● **Set task**
Look through the records below, and copy out every line that holds the string "times".

Stored entries:
★ ★ ★ ★ ★ ★ ★

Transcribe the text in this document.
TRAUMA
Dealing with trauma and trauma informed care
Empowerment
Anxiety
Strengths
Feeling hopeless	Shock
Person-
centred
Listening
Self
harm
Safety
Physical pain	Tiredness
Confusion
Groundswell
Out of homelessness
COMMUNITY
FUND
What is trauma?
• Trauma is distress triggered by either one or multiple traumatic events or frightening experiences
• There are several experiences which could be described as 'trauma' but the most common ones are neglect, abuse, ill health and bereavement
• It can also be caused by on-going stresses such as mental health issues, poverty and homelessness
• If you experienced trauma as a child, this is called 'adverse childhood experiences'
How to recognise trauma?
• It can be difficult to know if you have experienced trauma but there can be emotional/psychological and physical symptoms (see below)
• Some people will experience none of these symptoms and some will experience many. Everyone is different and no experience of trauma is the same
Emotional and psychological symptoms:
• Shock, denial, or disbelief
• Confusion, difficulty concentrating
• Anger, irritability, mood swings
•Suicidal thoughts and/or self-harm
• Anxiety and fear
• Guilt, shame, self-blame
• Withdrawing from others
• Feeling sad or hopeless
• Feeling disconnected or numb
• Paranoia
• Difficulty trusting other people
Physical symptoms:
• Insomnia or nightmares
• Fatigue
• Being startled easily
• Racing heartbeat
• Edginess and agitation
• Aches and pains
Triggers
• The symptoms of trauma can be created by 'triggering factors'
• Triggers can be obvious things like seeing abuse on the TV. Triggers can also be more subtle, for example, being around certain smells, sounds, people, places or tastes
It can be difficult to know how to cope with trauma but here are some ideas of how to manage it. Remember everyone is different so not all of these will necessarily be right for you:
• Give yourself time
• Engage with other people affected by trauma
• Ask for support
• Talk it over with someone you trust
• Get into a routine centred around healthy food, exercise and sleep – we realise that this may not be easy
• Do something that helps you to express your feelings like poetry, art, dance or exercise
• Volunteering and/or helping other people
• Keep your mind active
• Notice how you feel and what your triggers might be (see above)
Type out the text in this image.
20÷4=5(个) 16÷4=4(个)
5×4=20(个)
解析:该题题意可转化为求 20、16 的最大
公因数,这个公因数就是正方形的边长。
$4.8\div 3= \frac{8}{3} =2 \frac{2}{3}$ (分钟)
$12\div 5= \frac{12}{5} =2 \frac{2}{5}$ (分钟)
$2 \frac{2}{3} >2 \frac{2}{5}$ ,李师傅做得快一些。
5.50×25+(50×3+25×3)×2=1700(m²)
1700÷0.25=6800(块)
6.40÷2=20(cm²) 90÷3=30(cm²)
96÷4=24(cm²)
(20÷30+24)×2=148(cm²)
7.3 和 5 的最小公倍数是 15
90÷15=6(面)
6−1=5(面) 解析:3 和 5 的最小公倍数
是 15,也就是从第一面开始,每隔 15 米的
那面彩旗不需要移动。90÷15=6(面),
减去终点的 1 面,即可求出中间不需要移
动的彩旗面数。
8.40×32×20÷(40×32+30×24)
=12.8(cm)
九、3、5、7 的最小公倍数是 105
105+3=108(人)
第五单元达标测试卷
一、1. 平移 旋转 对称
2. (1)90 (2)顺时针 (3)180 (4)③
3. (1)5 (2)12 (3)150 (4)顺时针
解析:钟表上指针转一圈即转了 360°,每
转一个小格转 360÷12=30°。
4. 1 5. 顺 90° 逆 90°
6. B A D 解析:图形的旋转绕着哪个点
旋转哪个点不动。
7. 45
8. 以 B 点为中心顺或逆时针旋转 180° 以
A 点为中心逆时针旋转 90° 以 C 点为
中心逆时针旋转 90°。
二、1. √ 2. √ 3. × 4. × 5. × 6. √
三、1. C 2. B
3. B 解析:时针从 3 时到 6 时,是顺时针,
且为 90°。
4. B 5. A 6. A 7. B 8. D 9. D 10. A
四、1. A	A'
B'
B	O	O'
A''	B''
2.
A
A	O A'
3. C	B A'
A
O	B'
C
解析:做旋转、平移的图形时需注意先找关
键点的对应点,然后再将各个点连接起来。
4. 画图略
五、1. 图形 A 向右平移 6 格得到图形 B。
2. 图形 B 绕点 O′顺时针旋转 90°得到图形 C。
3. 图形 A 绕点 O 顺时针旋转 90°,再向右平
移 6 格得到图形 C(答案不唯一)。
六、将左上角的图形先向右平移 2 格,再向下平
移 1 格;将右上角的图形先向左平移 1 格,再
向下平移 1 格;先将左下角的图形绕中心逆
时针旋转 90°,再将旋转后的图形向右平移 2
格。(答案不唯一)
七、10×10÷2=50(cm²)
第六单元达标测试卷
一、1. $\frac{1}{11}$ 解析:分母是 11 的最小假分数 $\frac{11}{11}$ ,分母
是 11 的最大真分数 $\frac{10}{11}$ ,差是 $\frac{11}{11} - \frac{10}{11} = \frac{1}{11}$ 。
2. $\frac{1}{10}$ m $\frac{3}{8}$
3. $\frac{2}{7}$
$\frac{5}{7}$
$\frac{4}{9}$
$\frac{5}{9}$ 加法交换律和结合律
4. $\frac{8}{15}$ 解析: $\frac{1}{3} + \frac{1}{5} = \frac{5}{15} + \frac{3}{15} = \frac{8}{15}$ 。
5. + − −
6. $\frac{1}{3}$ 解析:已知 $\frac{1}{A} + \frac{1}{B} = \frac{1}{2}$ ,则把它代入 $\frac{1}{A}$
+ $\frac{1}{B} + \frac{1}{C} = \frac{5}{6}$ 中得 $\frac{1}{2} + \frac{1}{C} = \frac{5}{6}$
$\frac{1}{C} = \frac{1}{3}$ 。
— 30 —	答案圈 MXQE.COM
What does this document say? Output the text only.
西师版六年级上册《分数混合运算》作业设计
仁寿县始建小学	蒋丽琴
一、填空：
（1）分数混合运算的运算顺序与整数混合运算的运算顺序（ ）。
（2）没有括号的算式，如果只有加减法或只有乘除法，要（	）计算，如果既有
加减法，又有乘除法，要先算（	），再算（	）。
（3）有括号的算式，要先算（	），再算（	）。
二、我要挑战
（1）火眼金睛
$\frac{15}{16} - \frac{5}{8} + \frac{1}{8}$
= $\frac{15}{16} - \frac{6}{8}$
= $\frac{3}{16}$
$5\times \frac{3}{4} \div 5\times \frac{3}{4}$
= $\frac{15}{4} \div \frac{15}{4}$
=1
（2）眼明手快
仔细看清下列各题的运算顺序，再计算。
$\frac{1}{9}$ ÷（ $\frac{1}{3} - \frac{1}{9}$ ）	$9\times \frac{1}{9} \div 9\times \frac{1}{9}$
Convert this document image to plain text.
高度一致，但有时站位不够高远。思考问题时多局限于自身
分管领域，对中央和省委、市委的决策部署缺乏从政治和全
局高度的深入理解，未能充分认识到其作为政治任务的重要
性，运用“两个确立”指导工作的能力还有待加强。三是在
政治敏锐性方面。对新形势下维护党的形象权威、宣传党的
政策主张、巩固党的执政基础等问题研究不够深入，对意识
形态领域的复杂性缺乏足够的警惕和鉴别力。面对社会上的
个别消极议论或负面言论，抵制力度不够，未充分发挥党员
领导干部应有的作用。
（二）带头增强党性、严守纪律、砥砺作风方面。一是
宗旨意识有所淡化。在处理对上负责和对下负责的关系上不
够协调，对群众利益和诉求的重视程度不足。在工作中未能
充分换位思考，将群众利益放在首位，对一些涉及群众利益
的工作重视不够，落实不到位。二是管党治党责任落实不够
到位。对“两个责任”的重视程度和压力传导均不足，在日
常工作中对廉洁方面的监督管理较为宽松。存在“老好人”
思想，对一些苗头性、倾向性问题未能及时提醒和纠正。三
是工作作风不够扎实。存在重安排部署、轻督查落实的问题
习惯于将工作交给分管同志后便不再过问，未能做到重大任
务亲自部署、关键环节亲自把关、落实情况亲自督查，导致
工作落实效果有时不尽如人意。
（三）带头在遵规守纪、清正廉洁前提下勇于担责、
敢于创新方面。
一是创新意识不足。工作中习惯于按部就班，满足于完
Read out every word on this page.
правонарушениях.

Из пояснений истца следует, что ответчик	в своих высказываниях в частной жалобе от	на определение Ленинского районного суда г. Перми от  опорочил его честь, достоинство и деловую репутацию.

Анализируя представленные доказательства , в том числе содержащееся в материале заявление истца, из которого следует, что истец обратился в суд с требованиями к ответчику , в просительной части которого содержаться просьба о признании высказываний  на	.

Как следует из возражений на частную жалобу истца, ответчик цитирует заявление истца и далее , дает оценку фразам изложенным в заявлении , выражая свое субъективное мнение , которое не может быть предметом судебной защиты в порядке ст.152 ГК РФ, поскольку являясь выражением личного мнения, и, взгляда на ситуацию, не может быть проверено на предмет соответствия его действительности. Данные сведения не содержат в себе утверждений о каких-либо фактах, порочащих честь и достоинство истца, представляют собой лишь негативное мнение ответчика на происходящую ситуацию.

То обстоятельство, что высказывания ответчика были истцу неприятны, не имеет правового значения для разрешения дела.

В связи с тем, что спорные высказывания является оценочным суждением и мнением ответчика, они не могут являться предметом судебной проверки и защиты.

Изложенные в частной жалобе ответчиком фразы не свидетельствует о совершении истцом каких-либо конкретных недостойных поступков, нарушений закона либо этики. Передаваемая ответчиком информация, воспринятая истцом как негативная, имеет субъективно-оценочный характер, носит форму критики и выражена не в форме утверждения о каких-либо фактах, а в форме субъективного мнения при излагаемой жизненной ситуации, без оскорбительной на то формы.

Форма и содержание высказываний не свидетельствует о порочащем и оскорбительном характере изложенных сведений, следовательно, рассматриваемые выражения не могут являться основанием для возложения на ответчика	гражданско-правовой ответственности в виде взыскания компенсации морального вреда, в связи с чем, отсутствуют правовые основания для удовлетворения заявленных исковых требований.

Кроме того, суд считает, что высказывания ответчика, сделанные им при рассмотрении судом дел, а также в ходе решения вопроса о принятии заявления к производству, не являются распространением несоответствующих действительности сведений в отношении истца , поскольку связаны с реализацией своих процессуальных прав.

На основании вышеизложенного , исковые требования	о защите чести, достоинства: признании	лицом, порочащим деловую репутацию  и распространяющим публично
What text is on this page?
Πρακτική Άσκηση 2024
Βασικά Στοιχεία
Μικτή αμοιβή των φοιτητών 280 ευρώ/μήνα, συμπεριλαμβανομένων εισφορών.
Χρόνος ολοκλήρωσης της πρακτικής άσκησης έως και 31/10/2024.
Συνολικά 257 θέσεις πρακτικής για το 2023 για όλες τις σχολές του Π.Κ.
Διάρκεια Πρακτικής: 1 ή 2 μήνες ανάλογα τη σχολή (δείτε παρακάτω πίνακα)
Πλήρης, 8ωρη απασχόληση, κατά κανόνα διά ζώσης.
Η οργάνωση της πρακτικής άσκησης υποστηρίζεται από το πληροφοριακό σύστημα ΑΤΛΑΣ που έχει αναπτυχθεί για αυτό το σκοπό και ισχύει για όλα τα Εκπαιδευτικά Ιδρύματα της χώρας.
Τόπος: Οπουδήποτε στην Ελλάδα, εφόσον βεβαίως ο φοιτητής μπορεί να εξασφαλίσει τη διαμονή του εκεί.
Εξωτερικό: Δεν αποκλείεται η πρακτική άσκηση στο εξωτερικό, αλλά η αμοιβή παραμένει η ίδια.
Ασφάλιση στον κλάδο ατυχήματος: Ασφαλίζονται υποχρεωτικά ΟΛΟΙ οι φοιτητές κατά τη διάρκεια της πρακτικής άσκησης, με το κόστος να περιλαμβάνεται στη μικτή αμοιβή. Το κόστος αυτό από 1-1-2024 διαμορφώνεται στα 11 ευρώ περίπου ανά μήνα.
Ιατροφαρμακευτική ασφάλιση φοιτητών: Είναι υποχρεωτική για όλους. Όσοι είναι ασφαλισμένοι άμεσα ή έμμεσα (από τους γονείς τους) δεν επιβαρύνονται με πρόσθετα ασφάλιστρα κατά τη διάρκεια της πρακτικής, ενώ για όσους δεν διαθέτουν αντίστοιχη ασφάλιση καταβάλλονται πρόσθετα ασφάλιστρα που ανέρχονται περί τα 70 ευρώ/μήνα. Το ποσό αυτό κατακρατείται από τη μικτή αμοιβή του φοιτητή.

★ ★ ★ ★ ★ ★ ★

● **Result of this exercise**
$5\times \frac{3}{4} \div 5\times \frac{3}{4}$
$\frac{1}{9}$ ÷（ $\frac{1}{3} - \frac{1}{9}$ ）	$9\times \frac{1}{9} \div 9\times \frac{1}{9}$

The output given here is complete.